== ENTRIES ==

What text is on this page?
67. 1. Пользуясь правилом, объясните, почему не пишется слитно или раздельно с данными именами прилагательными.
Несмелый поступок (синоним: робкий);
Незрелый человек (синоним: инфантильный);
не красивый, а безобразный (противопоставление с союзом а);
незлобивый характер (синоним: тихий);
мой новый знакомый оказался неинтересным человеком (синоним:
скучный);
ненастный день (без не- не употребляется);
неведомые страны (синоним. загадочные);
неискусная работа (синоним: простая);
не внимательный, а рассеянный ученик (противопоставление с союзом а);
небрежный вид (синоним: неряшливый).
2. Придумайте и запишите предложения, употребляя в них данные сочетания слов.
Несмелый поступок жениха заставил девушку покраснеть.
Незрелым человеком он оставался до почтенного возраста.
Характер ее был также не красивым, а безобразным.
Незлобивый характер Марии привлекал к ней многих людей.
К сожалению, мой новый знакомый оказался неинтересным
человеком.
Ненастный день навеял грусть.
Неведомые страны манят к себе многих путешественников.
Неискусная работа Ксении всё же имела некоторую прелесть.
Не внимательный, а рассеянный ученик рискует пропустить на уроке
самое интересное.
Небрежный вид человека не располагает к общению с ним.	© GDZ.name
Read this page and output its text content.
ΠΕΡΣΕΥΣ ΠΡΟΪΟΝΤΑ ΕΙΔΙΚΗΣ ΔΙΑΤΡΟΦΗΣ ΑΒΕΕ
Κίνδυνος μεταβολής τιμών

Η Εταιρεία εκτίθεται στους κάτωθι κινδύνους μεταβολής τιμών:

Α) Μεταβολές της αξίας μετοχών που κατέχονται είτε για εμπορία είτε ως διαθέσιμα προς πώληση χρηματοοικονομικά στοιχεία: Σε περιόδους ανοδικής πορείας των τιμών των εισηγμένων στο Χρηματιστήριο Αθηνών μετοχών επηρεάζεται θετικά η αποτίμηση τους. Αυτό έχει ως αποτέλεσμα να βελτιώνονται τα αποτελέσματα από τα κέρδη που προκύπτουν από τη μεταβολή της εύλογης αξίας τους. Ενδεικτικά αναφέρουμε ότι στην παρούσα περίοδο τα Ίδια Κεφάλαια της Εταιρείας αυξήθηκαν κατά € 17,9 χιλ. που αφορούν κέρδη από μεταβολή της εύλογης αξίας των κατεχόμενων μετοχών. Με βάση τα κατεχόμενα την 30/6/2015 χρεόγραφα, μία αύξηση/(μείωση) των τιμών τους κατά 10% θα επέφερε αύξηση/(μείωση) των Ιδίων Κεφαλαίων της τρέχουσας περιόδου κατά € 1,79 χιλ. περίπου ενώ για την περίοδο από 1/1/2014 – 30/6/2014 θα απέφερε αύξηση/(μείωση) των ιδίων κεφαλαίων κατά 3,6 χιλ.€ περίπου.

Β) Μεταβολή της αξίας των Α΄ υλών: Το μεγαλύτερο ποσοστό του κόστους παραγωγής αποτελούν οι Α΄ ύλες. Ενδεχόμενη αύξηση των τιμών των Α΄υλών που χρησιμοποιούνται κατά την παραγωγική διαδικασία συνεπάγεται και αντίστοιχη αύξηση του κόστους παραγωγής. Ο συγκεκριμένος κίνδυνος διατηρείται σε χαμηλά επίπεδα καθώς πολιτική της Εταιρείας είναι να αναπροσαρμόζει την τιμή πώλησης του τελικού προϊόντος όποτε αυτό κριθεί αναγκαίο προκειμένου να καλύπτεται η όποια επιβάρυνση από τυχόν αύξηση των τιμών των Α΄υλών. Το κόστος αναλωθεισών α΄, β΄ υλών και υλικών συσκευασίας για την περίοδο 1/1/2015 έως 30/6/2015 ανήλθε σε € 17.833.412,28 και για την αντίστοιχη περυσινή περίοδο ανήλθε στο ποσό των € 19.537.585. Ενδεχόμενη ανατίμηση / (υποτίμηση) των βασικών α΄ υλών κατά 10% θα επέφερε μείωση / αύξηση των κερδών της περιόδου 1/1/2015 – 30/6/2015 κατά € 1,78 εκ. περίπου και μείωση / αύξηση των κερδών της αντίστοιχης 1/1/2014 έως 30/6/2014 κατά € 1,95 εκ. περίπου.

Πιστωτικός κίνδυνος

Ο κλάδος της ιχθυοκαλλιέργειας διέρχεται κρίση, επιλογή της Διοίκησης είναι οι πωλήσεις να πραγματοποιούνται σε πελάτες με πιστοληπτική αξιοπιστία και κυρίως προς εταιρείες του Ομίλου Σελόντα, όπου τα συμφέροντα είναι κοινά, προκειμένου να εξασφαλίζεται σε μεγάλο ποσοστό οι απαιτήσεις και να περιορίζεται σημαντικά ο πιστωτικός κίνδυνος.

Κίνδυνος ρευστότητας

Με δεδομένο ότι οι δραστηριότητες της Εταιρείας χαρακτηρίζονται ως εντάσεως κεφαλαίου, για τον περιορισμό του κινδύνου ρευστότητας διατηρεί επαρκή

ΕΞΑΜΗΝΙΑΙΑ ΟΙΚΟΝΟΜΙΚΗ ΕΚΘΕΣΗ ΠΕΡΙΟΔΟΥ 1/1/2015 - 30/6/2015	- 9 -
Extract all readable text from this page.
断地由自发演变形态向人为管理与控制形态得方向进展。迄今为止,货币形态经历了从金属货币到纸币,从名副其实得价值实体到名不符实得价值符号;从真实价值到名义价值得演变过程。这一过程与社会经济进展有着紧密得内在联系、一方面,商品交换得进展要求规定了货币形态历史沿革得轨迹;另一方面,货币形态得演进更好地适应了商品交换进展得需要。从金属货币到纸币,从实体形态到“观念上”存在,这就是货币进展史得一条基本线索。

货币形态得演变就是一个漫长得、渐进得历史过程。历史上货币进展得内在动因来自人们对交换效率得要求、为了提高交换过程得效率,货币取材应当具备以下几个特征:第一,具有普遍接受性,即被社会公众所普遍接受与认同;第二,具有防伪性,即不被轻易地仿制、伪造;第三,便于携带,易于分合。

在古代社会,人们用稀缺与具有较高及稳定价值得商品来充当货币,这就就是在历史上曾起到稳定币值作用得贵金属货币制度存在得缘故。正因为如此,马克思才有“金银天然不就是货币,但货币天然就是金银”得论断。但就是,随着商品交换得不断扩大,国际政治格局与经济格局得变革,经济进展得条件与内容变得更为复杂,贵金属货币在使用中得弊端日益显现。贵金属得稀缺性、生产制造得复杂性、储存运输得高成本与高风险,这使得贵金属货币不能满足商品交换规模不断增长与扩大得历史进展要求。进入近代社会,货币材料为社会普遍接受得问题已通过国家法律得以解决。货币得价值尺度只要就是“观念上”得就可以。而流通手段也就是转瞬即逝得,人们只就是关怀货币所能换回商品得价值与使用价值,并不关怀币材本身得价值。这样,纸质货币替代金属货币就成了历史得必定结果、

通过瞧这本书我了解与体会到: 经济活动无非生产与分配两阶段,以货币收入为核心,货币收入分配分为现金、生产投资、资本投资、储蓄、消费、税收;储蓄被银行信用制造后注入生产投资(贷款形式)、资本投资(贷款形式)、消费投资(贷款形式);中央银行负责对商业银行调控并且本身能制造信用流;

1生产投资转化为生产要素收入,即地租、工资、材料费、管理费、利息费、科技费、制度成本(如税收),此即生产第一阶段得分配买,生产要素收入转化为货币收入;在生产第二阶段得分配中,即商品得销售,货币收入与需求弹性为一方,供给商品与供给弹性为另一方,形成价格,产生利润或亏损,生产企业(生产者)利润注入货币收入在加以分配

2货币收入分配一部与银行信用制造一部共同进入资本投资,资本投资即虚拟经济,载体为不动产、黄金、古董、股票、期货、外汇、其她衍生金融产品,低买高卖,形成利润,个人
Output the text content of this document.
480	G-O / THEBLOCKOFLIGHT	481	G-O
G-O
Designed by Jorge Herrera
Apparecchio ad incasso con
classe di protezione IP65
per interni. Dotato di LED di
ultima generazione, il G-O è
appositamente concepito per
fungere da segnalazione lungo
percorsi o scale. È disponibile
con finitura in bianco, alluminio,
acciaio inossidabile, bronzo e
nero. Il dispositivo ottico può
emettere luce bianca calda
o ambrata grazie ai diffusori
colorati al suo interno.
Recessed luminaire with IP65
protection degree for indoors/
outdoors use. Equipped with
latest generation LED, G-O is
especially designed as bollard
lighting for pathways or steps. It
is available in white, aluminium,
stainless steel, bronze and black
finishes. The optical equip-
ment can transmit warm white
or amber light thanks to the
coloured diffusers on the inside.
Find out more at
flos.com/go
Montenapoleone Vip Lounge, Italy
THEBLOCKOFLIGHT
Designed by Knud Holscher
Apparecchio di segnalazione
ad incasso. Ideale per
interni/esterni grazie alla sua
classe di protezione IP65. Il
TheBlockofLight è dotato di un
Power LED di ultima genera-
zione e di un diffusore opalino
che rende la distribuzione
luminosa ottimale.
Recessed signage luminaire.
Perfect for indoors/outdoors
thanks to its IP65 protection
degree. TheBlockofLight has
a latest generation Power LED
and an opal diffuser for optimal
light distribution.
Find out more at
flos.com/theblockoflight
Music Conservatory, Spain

== WHAT YOU SHOULD DO ==
Copy each line from the records above that includes the string "противопоставление".

== RESPONSE FOR THIS EXERCISE ==
не красивый, а безобразный (противопоставление с союзом а);
не внимательный, а рассеянный ученик (противопоставление с союзом а);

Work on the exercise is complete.